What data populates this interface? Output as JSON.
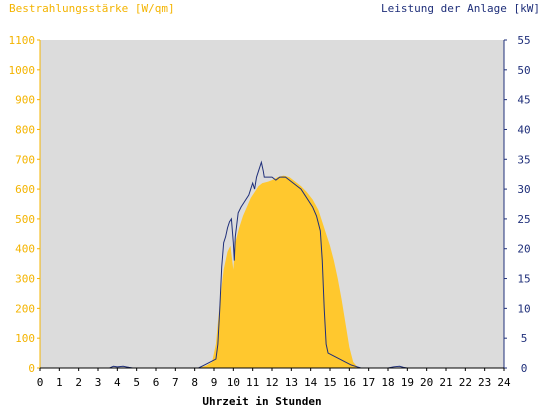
{
  "chart_data": {
    "type": "area",
    "left_title": "Bestrahlungsstärke [W/qm]",
    "right_title": "Leistung der Anlage [kW]",
    "xlabel": "Uhrzeit in Stunden",
    "xlim": [
      0,
      24
    ],
    "ylim_left": [
      0,
      1100
    ],
    "ylim_right": [
      0,
      55
    ],
    "x_ticks": [
      "0",
      "1",
      "2",
      "3",
      "4",
      "5",
      "6",
      "7",
      "8",
      "9",
      "10",
      "11",
      "12",
      "13",
      "14",
      "15",
      "16",
      "17",
      "18",
      "19",
      "20",
      "21",
      "22",
      "23",
      "24"
    ],
    "left_ticks": [
      "0",
      "100",
      "200",
      "300",
      "400",
      "500",
      "600",
      "700",
      "800",
      "900",
      "1000",
      "1100"
    ],
    "right_ticks": [
      "0",
      "5",
      "10",
      "15",
      "20",
      "25",
      "30",
      "35",
      "40",
      "45",
      "50",
      "55"
    ],
    "grid": false,
    "series": [
      {
        "axis": "left",
        "color": "#ffc82e",
        "points": [
          [
            0,
            0
          ],
          [
            8.0,
            0
          ],
          [
            8.3,
            2
          ],
          [
            8.6,
            8
          ],
          [
            8.9,
            20
          ],
          [
            9.1,
            80
          ],
          [
            9.3,
            220
          ],
          [
            9.5,
            330
          ],
          [
            9.7,
            390
          ],
          [
            9.85,
            410
          ],
          [
            10.0,
            330
          ],
          [
            10.1,
            420
          ],
          [
            10.3,
            470
          ],
          [
            10.5,
            510
          ],
          [
            10.7,
            540
          ],
          [
            10.9,
            570
          ],
          [
            11.1,
            590
          ],
          [
            11.3,
            610
          ],
          [
            11.5,
            620
          ],
          [
            11.8,
            625
          ],
          [
            12.0,
            630
          ],
          [
            12.3,
            640
          ],
          [
            12.6,
            645
          ],
          [
            12.9,
            640
          ],
          [
            13.2,
            625
          ],
          [
            13.5,
            610
          ],
          [
            13.8,
            590
          ],
          [
            14.1,
            565
          ],
          [
            14.4,
            530
          ],
          [
            14.6,
            490
          ],
          [
            14.8,
            450
          ],
          [
            15.0,
            410
          ],
          [
            15.2,
            360
          ],
          [
            15.4,
            300
          ],
          [
            15.6,
            230
          ],
          [
            15.8,
            150
          ],
          [
            16.0,
            70
          ],
          [
            16.2,
            20
          ],
          [
            16.4,
            5
          ],
          [
            16.6,
            0
          ],
          [
            24,
            0
          ]
        ]
      },
      {
        "axis": "right",
        "color": "#1f2f7a",
        "points": [
          [
            0,
            0
          ],
          [
            3.6,
            0
          ],
          [
            3.8,
            0.3
          ],
          [
            4.0,
            0.2
          ],
          [
            4.3,
            0.3
          ],
          [
            4.6,
            0.1
          ],
          [
            4.8,
            0
          ],
          [
            8.2,
            0
          ],
          [
            8.5,
            0.5
          ],
          [
            8.8,
            1
          ],
          [
            9.1,
            1.5
          ],
          [
            9.2,
            4
          ],
          [
            9.3,
            10
          ],
          [
            9.4,
            17
          ],
          [
            9.5,
            21
          ],
          [
            9.6,
            22
          ],
          [
            9.7,
            23.5
          ],
          [
            9.8,
            24.5
          ],
          [
            9.9,
            25
          ],
          [
            10.0,
            21
          ],
          [
            10.05,
            18
          ],
          [
            10.1,
            22
          ],
          [
            10.25,
            26
          ],
          [
            10.4,
            27
          ],
          [
            10.6,
            28
          ],
          [
            10.8,
            29
          ],
          [
            10.9,
            30
          ],
          [
            11.0,
            31
          ],
          [
            11.1,
            30
          ],
          [
            11.2,
            32
          ],
          [
            11.3,
            33
          ],
          [
            11.45,
            34.5
          ],
          [
            11.55,
            33
          ],
          [
            11.6,
            32
          ],
          [
            11.8,
            32
          ],
          [
            12.0,
            32
          ],
          [
            12.2,
            31.5
          ],
          [
            12.4,
            32
          ],
          [
            12.7,
            32
          ],
          [
            12.9,
            31.5
          ],
          [
            13.1,
            31
          ],
          [
            13.3,
            30.5
          ],
          [
            13.5,
            30
          ],
          [
            13.7,
            29
          ],
          [
            13.9,
            28
          ],
          [
            14.1,
            27
          ],
          [
            14.3,
            25.5
          ],
          [
            14.5,
            23
          ],
          [
            14.6,
            18
          ],
          [
            14.7,
            10
          ],
          [
            14.8,
            4
          ],
          [
            14.9,
            2.5
          ],
          [
            15.2,
            2
          ],
          [
            15.5,
            1.5
          ],
          [
            15.8,
            1
          ],
          [
            16.1,
            0.5
          ],
          [
            16.4,
            0.2
          ],
          [
            16.6,
            0
          ],
          [
            18.0,
            0
          ],
          [
            18.3,
            0.2
          ],
          [
            18.6,
            0.3
          ],
          [
            18.8,
            0.1
          ],
          [
            19.0,
            0
          ],
          [
            24,
            0
          ]
        ]
      }
    ]
  }
}
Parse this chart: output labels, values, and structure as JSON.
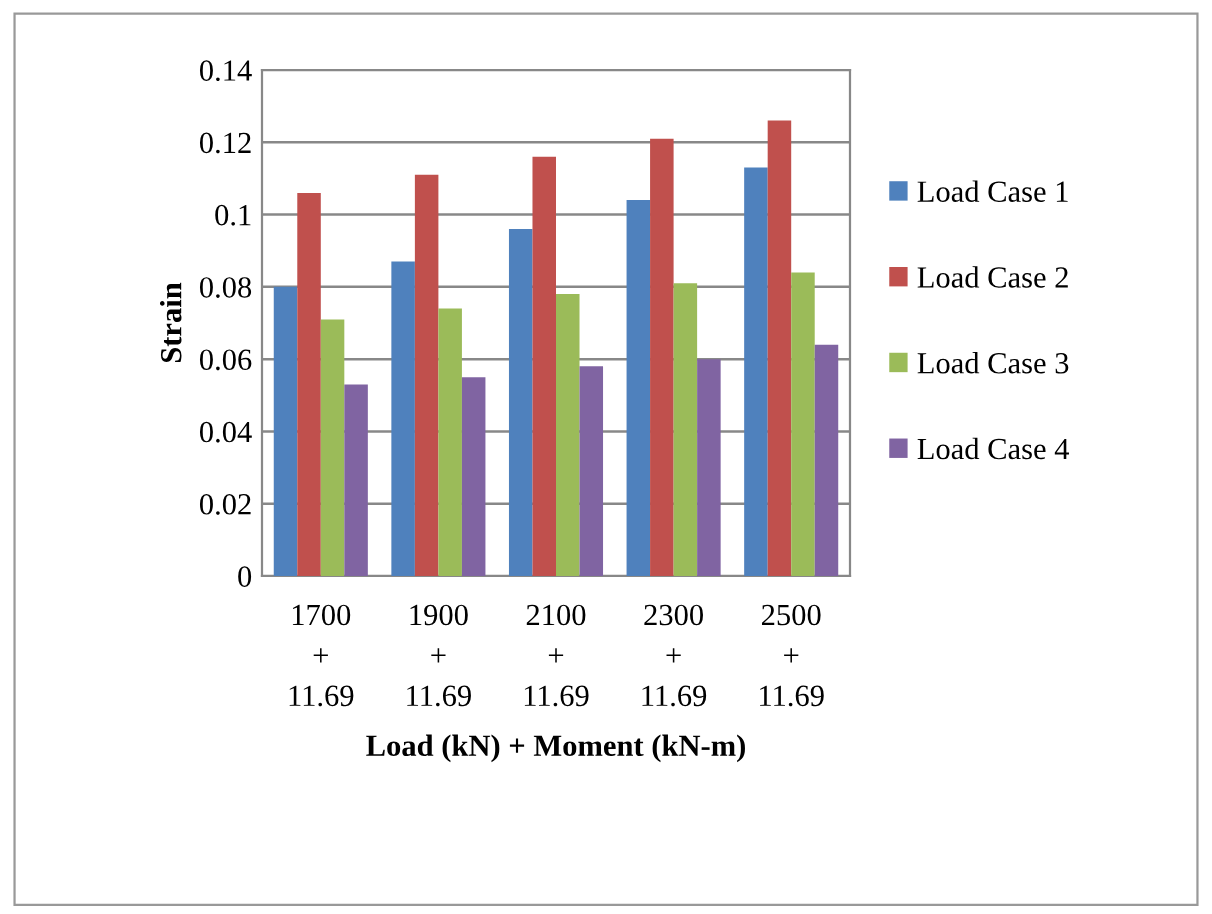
{
  "chart_data": {
    "type": "bar",
    "xlabel": "Load (kN) + Moment (kN-m)",
    "ylabel": "Strain",
    "categories": [
      "1700\n+\n11.69",
      "1900\n+\n11.69",
      "2100\n+\n11.69",
      "2300\n+\n11.69",
      "2500\n+\n11.69"
    ],
    "series": [
      {
        "name": "Load Case 1",
        "color": "#4f81bd",
        "values": [
          0.08,
          0.087,
          0.096,
          0.104,
          0.113
        ]
      },
      {
        "name": "Load Case 2",
        "color": "#c0504d",
        "values": [
          0.106,
          0.111,
          0.116,
          0.121,
          0.126
        ]
      },
      {
        "name": "Load Case 3",
        "color": "#9bbb59",
        "values": [
          0.071,
          0.074,
          0.078,
          0.081,
          0.084
        ]
      },
      {
        "name": "Load Case 4",
        "color": "#8064a2",
        "values": [
          0.053,
          0.055,
          0.058,
          0.06,
          0.064
        ]
      }
    ],
    "ylim": [
      0,
      0.14
    ],
    "yticks": [
      0,
      0.02,
      0.04,
      0.06,
      0.08,
      0.1,
      0.12,
      0.14
    ],
    "grid": "y",
    "legend": "right"
  }
}
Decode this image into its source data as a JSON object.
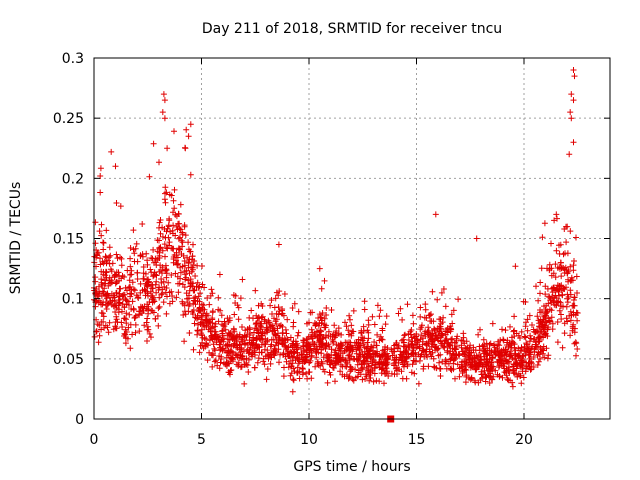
{
  "chart_data": {
    "type": "scatter",
    "title": "Day 211 of 2018, SRMTID for receiver tncu",
    "xlabel": "GPS time / hours",
    "ylabel": "SRMTID / TECUs",
    "xlim": [
      0,
      24
    ],
    "ylim": [
      0,
      0.3
    ],
    "xticks": [
      0,
      5,
      10,
      15,
      20
    ],
    "xtick_labels": [
      "0",
      "5",
      "10",
      "15",
      "20"
    ],
    "yticks": [
      0,
      0.05,
      0.1,
      0.15,
      0.2,
      0.25,
      0.3
    ],
    "ytick_labels": [
      "0",
      "0.05",
      "0.1",
      "0.15",
      "0.2",
      "0.25",
      "0.3"
    ],
    "grid": true,
    "marker": "plus",
    "color": "#e00000",
    "series": [
      {
        "name": "SRMTID",
        "trend": [
          [
            0.0,
            0.11
          ],
          [
            0.5,
            0.11
          ],
          [
            1.0,
            0.1
          ],
          [
            1.5,
            0.1
          ],
          [
            2.0,
            0.11
          ],
          [
            2.5,
            0.1
          ],
          [
            3.0,
            0.12
          ],
          [
            3.5,
            0.15
          ],
          [
            4.0,
            0.14
          ],
          [
            4.5,
            0.11
          ],
          [
            5.0,
            0.08
          ],
          [
            5.5,
            0.07
          ],
          [
            6.0,
            0.065
          ],
          [
            7.0,
            0.06
          ],
          [
            8.0,
            0.07
          ],
          [
            8.5,
            0.075
          ],
          [
            9.0,
            0.055
          ],
          [
            10.0,
            0.055
          ],
          [
            10.5,
            0.07
          ],
          [
            11.0,
            0.055
          ],
          [
            12.0,
            0.055
          ],
          [
            13.0,
            0.05
          ],
          [
            13.8,
            0.05
          ],
          [
            14.0,
            0.05
          ],
          [
            15.0,
            0.06
          ],
          [
            16.0,
            0.065
          ],
          [
            16.5,
            0.065
          ],
          [
            17.0,
            0.05
          ],
          [
            18.0,
            0.045
          ],
          [
            19.0,
            0.05
          ],
          [
            20.0,
            0.055
          ],
          [
            20.5,
            0.06
          ],
          [
            21.0,
            0.08
          ],
          [
            21.5,
            0.11
          ],
          [
            22.0,
            0.12
          ],
          [
            22.5,
            0.07
          ]
        ],
        "spikes": [
          [
            3.25,
            0.27
          ],
          [
            3.3,
            0.265
          ],
          [
            3.2,
            0.255
          ],
          [
            3.3,
            0.25
          ],
          [
            4.5,
            0.245
          ],
          [
            4.4,
            0.235
          ],
          [
            4.25,
            0.225
          ],
          [
            22.3,
            0.29
          ],
          [
            22.35,
            0.285
          ],
          [
            22.2,
            0.27
          ],
          [
            22.3,
            0.265
          ],
          [
            22.15,
            0.255
          ],
          [
            22.2,
            0.25
          ],
          [
            22.3,
            0.23
          ],
          [
            22.1,
            0.22
          ],
          [
            0.8,
            0.222
          ],
          [
            1.0,
            0.21
          ],
          [
            3.4,
            0.225
          ],
          [
            15.9,
            0.17
          ],
          [
            17.8,
            0.15
          ],
          [
            8.6,
            0.145
          ],
          [
            10.5,
            0.125
          ],
          [
            19.6,
            0.127
          ],
          [
            21.5,
            0.17
          ],
          [
            21.4,
            0.165
          ]
        ]
      },
      {
        "name": "marker",
        "points": [
          [
            13.8,
            0.0
          ]
        ]
      }
    ]
  }
}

————

§ **What is being asked**
Identify the lines in the entries above that contain "color", then copy them out.

§ **Response to the task**
        "color": "#ffc82e",
        "color": "#1f2f7a",
        "color": "#4f81bd",
        "color": "#c0504d",
        "color": "#9bbb59",
        "color": "#8064a2",
    "color": "#e00000",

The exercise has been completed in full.